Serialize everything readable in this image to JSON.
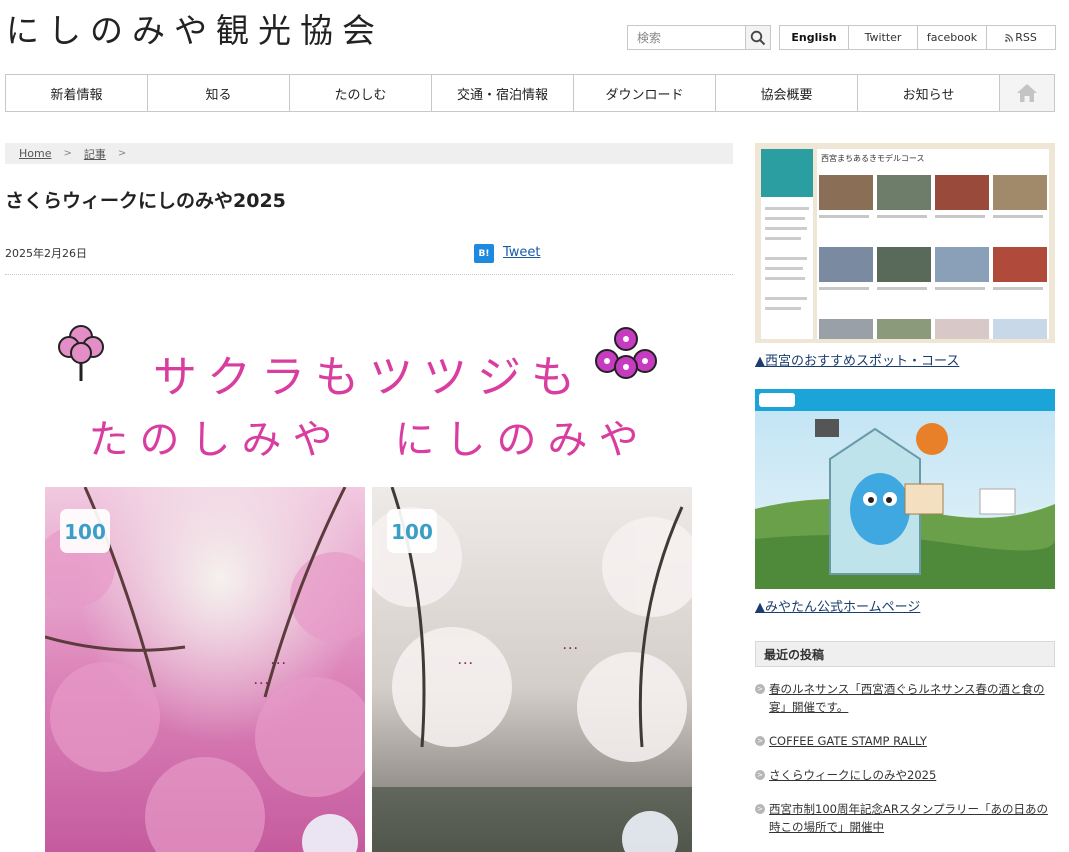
{
  "site": {
    "title": "にしのみや観光協会"
  },
  "search": {
    "placeholder": "検索"
  },
  "toplinks": [
    {
      "label": "English"
    },
    {
      "label": "Twitter"
    },
    {
      "label": "facebook"
    },
    {
      "label": "RSS"
    }
  ],
  "nav": {
    "items": [
      "新着情報",
      "知る",
      "たのしむ",
      "交通・宿泊情報",
      "ダウンロード",
      "協会概要",
      "お知らせ"
    ]
  },
  "breadcrumb": {
    "home": "Home",
    "section": "記事"
  },
  "post": {
    "title": "さくらウィークにしのみや2025",
    "date": "2025年2月26日",
    "hatena_label": "B!",
    "tweet_label": "Tweet",
    "hero_line1": "サクラもツツジも",
    "hero_line2": "たのしみや　にしのみや",
    "poster_badge": "100"
  },
  "sidebar": {
    "spot_thumbnail_title": "西宮まちあるきモデルコース",
    "spot_link": "▲西宮のおすすめスポット・コース",
    "mascot_link": "▲みやたん公式ホームページ",
    "recent_heading": "最近の投稿",
    "recent_posts": [
      "春のルネサンス「西宮酒ぐらルネサンス春の酒と食の宴」開催です。",
      "COFFEE GATE STAMP RALLY",
      "さくらウィークにしのみや2025",
      "西宮市制100周年記念ARスタンプラリー「あの日あの時この場所で」開催中"
    ]
  },
  "colors": {
    "accent_pink": "#d93da0",
    "link_blue": "#1a5ba8",
    "nav_border": "#c8c8c8"
  }
}
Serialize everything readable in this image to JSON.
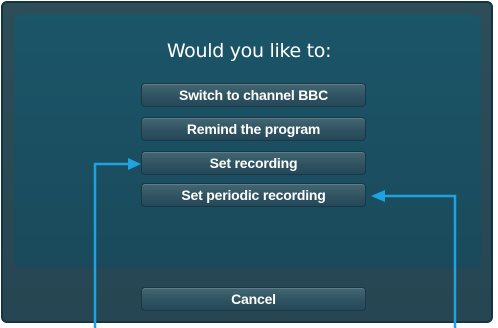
{
  "dialog": {
    "title": "Would you like to:",
    "options": [
      "Switch to channel BBC",
      "Remind the program",
      "Set recording",
      "Set periodic recording"
    ],
    "cancel_label": "Cancel"
  },
  "colors": {
    "dialog_background": "#2a4a56",
    "panel_background": "#1b5568",
    "button_background": "#2f5361",
    "text": "#ffffff",
    "pointer": "#1ea2e0"
  }
}
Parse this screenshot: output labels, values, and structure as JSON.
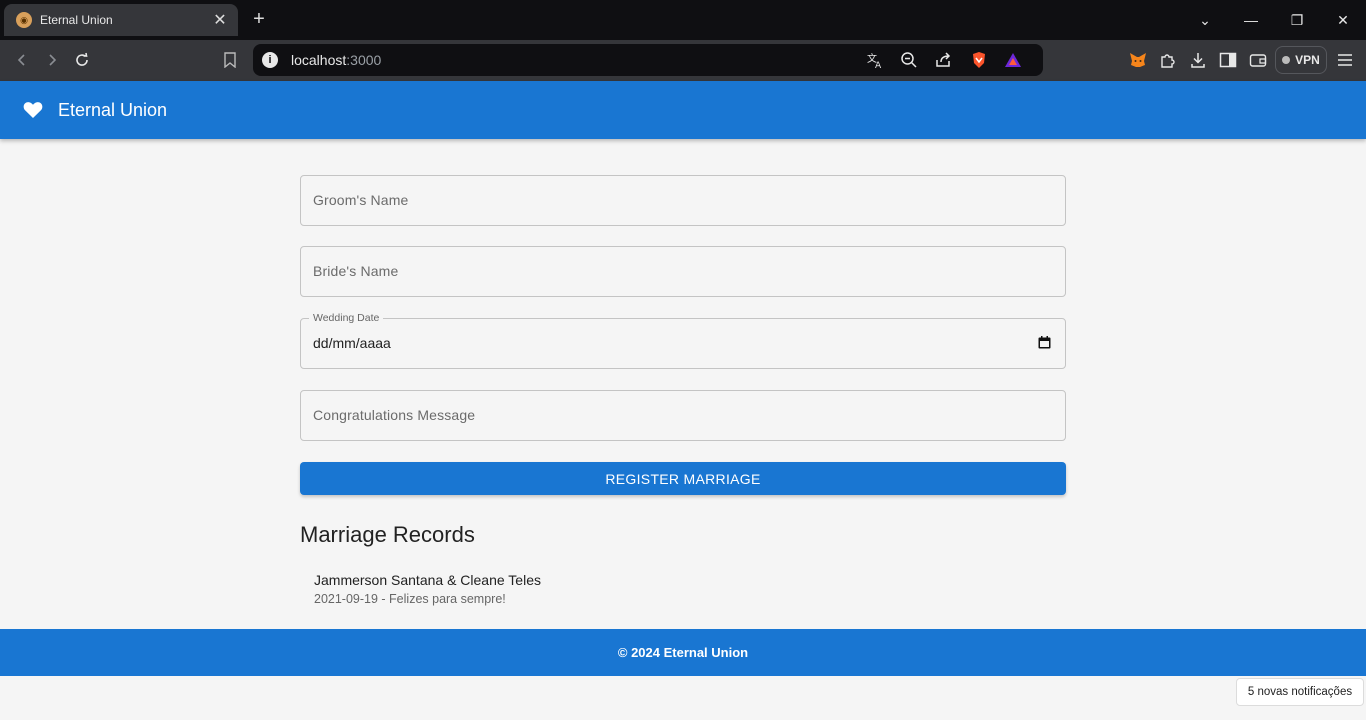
{
  "browser": {
    "tab_title": "Eternal Union",
    "url_host": "localhost",
    "url_port": ":3000",
    "vpn_label": "VPN"
  },
  "app": {
    "title": "Eternal Union",
    "accent_color": "#1976d2"
  },
  "form": {
    "groom_placeholder": "Groom's Name",
    "bride_placeholder": "Bride's Name",
    "date_label": "Wedding Date",
    "date_value": "dd/mm/aaaa",
    "message_placeholder": "Congratulations Message",
    "submit_label": "REGISTER MARRIAGE"
  },
  "records": {
    "heading": "Marriage Records",
    "items": [
      {
        "names": "Jammerson Santana & Cleane Teles",
        "detail": "2021-09-19 - Felizes para sempre!"
      }
    ]
  },
  "footer": {
    "text": "© 2024 Eternal Union"
  },
  "notification": {
    "text": "5 novas notificações"
  }
}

### GOAL OF THE EXERCISE
Quote every line word for word and keep the images out of the copy.

### ANSWER TO THIS PROBLEM
Serialize everything readable in this image to JSON.
{
  "site": {
    "title": "にしのみや観光協会"
  },
  "search": {
    "placeholder": "検索"
  },
  "toplinks": [
    {
      "label": "English"
    },
    {
      "label": "Twitter"
    },
    {
      "label": "facebook"
    },
    {
      "label": "RSS"
    }
  ],
  "nav": {
    "items": [
      "新着情報",
      "知る",
      "たのしむ",
      "交通・宿泊情報",
      "ダウンロード",
      "協会概要",
      "お知らせ"
    ]
  },
  "breadcrumb": {
    "home": "Home",
    "section": "記事"
  },
  "post": {
    "title": "さくらウィークにしのみや2025",
    "date": "2025年2月26日",
    "hatena_label": "B!",
    "tweet_label": "Tweet",
    "hero_line1": "サクラもツツジも",
    "hero_line2": "たのしみや　にしのみや",
    "poster_badge": "100"
  },
  "sidebar": {
    "spot_thumbnail_title": "西宮まちあるきモデルコース",
    "spot_link": "▲西宮のおすすめスポット・コース",
    "mascot_link": "▲みやたん公式ホームページ",
    "recent_heading": "最近の投稿",
    "recent_posts": [
      "春のルネサンス「西宮酒ぐらルネサンス春の酒と食の宴」開催です。",
      "COFFEE GATE STAMP RALLY",
      "さくらウィークにしのみや2025",
      "西宮市制100周年記念ARスタンプラリー「あの日あの時この場所で」開催中"
    ]
  },
  "colors": {
    "accent_pink": "#d93da0",
    "link_blue": "#1a5ba8",
    "nav_border": "#c8c8c8"
  }
}
Serialize everything readable in this image to JSON.
{
  "dialog": {
    "title": "Would you like to:",
    "options": [
      "Switch to channel BBC",
      "Remind the program",
      "Set recording",
      "Set periodic recording"
    ],
    "cancel_label": "Cancel"
  },
  "colors": {
    "dialog_background": "#2a4a56",
    "panel_background": "#1b5568",
    "button_background": "#2f5361",
    "text": "#ffffff",
    "pointer": "#1ea2e0"
  }
}
Parse this screenshot: output labels, values, and structure as JSON.
{
  "browser": {
    "tab_title": "Eternal Union",
    "url_host": "localhost",
    "url_port": ":3000",
    "vpn_label": "VPN"
  },
  "app": {
    "title": "Eternal Union",
    "accent_color": "#1976d2"
  },
  "form": {
    "groom_placeholder": "Groom's Name",
    "bride_placeholder": "Bride's Name",
    "date_label": "Wedding Date",
    "date_value": "dd/mm/aaaa",
    "message_placeholder": "Congratulations Message",
    "submit_label": "REGISTER MARRIAGE"
  },
  "records": {
    "heading": "Marriage Records",
    "items": [
      {
        "names": "Jammerson Santana & Cleane Teles",
        "detail": "2021-09-19 - Felizes para sempre!"
      }
    ]
  },
  "footer": {
    "text": "© 2024 Eternal Union"
  },
  "notification": {
    "text": "5 novas notificações"
  }
}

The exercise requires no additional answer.